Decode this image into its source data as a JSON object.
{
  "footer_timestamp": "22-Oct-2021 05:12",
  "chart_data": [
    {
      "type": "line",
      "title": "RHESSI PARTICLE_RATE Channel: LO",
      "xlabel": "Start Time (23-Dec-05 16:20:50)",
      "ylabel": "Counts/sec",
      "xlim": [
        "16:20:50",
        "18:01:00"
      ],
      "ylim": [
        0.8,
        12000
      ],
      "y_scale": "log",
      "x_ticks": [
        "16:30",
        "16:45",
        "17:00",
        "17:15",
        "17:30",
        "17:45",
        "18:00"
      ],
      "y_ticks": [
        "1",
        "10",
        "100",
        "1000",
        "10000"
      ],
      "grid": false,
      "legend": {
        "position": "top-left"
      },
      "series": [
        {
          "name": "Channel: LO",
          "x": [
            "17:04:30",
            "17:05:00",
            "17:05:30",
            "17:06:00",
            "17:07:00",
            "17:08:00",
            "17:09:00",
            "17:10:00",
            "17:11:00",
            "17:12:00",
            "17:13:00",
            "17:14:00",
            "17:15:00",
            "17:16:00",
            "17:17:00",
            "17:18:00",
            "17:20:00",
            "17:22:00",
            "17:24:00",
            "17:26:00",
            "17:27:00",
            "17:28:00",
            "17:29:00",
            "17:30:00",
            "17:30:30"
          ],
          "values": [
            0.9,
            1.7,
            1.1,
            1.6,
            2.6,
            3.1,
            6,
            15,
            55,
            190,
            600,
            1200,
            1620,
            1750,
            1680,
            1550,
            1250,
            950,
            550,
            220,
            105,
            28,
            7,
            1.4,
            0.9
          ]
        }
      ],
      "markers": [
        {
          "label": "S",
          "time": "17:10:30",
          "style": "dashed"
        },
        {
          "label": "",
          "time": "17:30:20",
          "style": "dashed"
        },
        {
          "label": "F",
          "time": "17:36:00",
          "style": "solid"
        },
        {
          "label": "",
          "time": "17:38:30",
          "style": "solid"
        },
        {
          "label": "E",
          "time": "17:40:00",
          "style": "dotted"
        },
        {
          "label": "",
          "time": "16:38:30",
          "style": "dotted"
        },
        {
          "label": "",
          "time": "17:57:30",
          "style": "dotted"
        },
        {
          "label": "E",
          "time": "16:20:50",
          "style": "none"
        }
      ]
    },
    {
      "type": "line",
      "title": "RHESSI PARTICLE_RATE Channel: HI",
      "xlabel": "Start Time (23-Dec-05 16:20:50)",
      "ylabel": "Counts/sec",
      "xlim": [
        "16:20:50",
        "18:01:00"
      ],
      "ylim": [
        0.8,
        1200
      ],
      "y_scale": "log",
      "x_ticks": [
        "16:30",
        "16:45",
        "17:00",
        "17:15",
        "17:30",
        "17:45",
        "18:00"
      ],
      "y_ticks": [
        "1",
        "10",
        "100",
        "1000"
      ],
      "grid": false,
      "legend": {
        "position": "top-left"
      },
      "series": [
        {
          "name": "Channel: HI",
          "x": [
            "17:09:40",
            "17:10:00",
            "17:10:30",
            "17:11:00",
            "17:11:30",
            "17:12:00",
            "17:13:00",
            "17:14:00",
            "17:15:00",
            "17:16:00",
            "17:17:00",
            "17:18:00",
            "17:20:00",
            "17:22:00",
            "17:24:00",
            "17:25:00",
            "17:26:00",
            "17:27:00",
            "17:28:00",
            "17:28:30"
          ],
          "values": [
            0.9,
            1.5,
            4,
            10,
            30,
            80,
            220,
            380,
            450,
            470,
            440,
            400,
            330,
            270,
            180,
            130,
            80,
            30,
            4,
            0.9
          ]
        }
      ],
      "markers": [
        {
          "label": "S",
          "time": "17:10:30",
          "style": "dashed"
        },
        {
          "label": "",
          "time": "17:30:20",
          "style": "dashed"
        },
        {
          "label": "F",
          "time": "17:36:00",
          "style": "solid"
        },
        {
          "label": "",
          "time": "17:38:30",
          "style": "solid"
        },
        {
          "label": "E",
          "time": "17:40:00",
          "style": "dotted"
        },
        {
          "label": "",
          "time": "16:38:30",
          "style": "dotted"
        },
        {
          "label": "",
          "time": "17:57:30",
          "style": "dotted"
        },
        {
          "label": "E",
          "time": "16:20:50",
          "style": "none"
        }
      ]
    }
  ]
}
**********
The records above must be repeated exactly, every one of them.

> PROBLEM SOLUTION:
Decode this image into its source data as a JSON object.
{
  "footer_timestamp": "22-Oct-2021 05:12",
  "chart_data": [
    {
      "type": "line",
      "title": "RHESSI PARTICLE_RATE Channel: LO",
      "xlabel": "Start Time (23-Dec-05 16:20:50)",
      "ylabel": "Counts/sec",
      "xlim": [
        "16:20:50",
        "18:01:00"
      ],
      "ylim": [
        0.8,
        12000
      ],
      "y_scale": "log",
      "x_ticks": [
        "16:30",
        "16:45",
        "17:00",
        "17:15",
        "17:30",
        "17:45",
        "18:00"
      ],
      "y_ticks": [
        "1",
        "10",
        "100",
        "1000",
        "10000"
      ],
      "grid": false,
      "legend": {
        "position": "top-left"
      },
      "series": [
        {
          "name": "Channel: LO",
          "x": [
            "17:04:30",
            "17:05:00",
            "17:05:30",
            "17:06:00",
            "17:07:00",
            "17:08:00",
            "17:09:00",
            "17:10:00",
            "17:11:00",
            "17:12:00",
            "17:13:00",
            "17:14:00",
            "17:15:00",
            "17:16:00",
            "17:17:00",
            "17:18:00",
            "17:20:00",
            "17:22:00",
            "17:24:00",
            "17:26:00",
            "17:27:00",
            "17:28:00",
            "17:29:00",
            "17:30:00",
            "17:30:30"
          ],
          "values": [
            0.9,
            1.7,
            1.1,
            1.6,
            2.6,
            3.1,
            6,
            15,
            55,
            190,
            600,
            1200,
            1620,
            1750,
            1680,
            1550,
            1250,
            950,
            550,
            220,
            105,
            28,
            7,
            1.4,
            0.9
          ]
        }
      ],
      "markers": [
        {
          "label": "S",
          "time": "17:10:30",
          "style": "dashed"
        },
        {
          "label": "",
          "time": "17:30:20",
          "style": "dashed"
        },
        {
          "label": "F",
          "time": "17:36:00",
          "style": "solid"
        },
        {
          "label": "",
          "time": "17:38:30",
          "style": "solid"
        },
        {
          "label": "E",
          "time": "17:40:00",
          "style": "dotted"
        },
        {
          "label": "",
          "time": "16:38:30",
          "style": "dotted"
        },
        {
          "label": "",
          "time": "17:57:30",
          "style": "dotted"
        },
        {
          "label": "E",
          "time": "16:20:50",
          "style": "none"
        }
      ]
    },
    {
      "type": "line",
      "title": "RHESSI PARTICLE_RATE Channel: HI",
      "xlabel": "Start Time (23-Dec-05 16:20:50)",
      "ylabel": "Counts/sec",
      "xlim": [
        "16:20:50",
        "18:01:00"
      ],
      "ylim": [
        0.8,
        1200
      ],
      "y_scale": "log",
      "x_ticks": [
        "16:30",
        "16:45",
        "17:00",
        "17:15",
        "17:30",
        "17:45",
        "18:00"
      ],
      "y_ticks": [
        "1",
        "10",
        "100",
        "1000"
      ],
      "grid": false,
      "legend": {
        "position": "top-left"
      },
      "series": [
        {
          "name": "Channel: HI",
          "x": [
            "17:09:40",
            "17:10:00",
            "17:10:30",
            "17:11:00",
            "17:11:30",
            "17:12:00",
            "17:13:00",
            "17:14:00",
            "17:15:00",
            "17:16:00",
            "17:17:00",
            "17:18:00",
            "17:20:00",
            "17:22:00",
            "17:24:00",
            "17:25:00",
            "17:26:00",
            "17:27:00",
            "17:28:00",
            "17:28:30"
          ],
          "values": [
            0.9,
            1.5,
            4,
            10,
            30,
            80,
            220,
            380,
            450,
            470,
            440,
            400,
            330,
            270,
            180,
            130,
            80,
            30,
            4,
            0.9
          ]
        }
      ],
      "markers": [
        {
          "label": "S",
          "time": "17:10:30",
          "style": "dashed"
        },
        {
          "label": "",
          "time": "17:30:20",
          "style": "dashed"
        },
        {
          "label": "F",
          "time": "17:36:00",
          "style": "solid"
        },
        {
          "label": "",
          "time": "17:38:30",
          "style": "solid"
        },
        {
          "label": "E",
          "time": "17:40:00",
          "style": "dotted"
        },
        {
          "label": "",
          "time": "16:38:30",
          "style": "dotted"
        },
        {
          "label": "",
          "time": "17:57:30",
          "style": "dotted"
        },
        {
          "label": "E",
          "time": "16:20:50",
          "style": "none"
        }
      ]
    }
  ]
}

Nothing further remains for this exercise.